=== To do ===
Omit the pictures and return every entry exactly as written.

=== Material provided ===
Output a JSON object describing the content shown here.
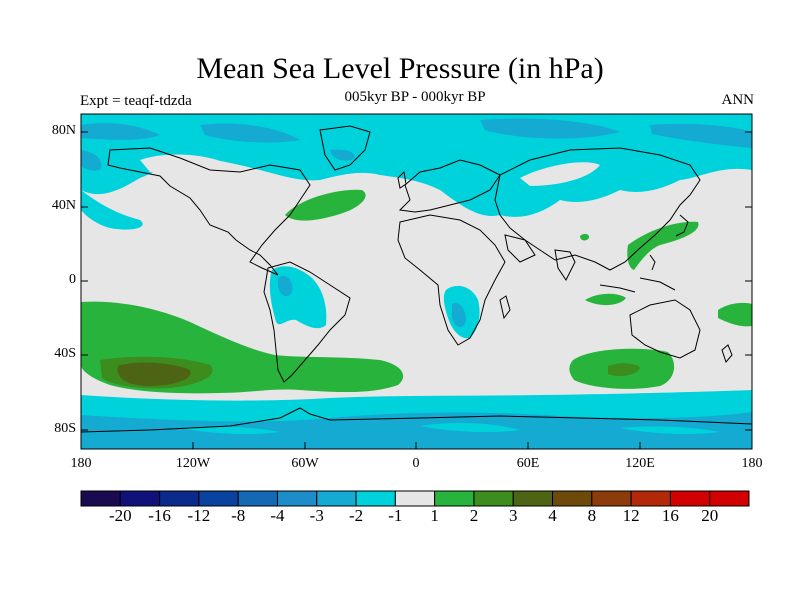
{
  "title": "Mean Sea Level Pressure (in hPa)",
  "subtitle": "005kyr BP - 000kyr BP",
  "experiment": "Expt = teaqf-tdzda",
  "season": "ANN",
  "axes": {
    "y_ticks": [
      "80N",
      "40N",
      "0",
      "40S",
      "80S"
    ],
    "x_ticks": [
      "180",
      "120W",
      "60W",
      "0",
      "60E",
      "120E",
      "180"
    ]
  },
  "colorbar": {
    "labels": [
      "-20",
      "-16",
      "-12",
      "-8",
      "-4",
      "-3",
      "-2",
      "-1",
      "1",
      "2",
      "3",
      "4",
      "8",
      "12",
      "16",
      "20"
    ],
    "colors": [
      "#1a0a50",
      "#10127a",
      "#0a2a8c",
      "#0a42a0",
      "#1468b4",
      "#1e8cc8",
      "#14aad2",
      "#00d2dc",
      "#e6e6e6",
      "#28b43c",
      "#3c8c1e",
      "#4c6414",
      "#6e4a0a",
      "#8c3c0a",
      "#b4280a",
      "#d20000"
    ]
  },
  "palette": {
    "neutral": "#e6e6e6",
    "cyan": "#00d2dc",
    "blue": "#14aad2",
    "deep_blue": "#1e8cc8",
    "green": "#28b43c",
    "dark_green": "#3c8c1e",
    "olive": "#4c6414"
  }
}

=== Answer to the task ===
Output a JSON object describing the content shown here.
{
  "title": "Mean Sea Level Pressure (in hPa)",
  "subtitle": "005kyr BP - 000kyr BP",
  "experiment": "Expt = teaqf-tdzda",
  "season": "ANN",
  "axes": {
    "y_ticks": [
      "80N",
      "40N",
      "0",
      "40S",
      "80S"
    ],
    "x_ticks": [
      "180",
      "120W",
      "60W",
      "0",
      "60E",
      "120E",
      "180"
    ]
  },
  "colorbar": {
    "labels": [
      "-20",
      "-16",
      "-12",
      "-8",
      "-4",
      "-3",
      "-2",
      "-1",
      "1",
      "2",
      "3",
      "4",
      "8",
      "12",
      "16",
      "20"
    ],
    "colors": [
      "#1a0a50",
      "#10127a",
      "#0a2a8c",
      "#0a42a0",
      "#1468b4",
      "#1e8cc8",
      "#14aad2",
      "#00d2dc",
      "#e6e6e6",
      "#28b43c",
      "#3c8c1e",
      "#4c6414",
      "#6e4a0a",
      "#8c3c0a",
      "#b4280a",
      "#d20000"
    ]
  },
  "palette": {
    "neutral": "#e6e6e6",
    "cyan": "#00d2dc",
    "blue": "#14aad2",
    "deep_blue": "#1e8cc8",
    "green": "#28b43c",
    "dark_green": "#3c8c1e",
    "olive": "#4c6414"
  }
}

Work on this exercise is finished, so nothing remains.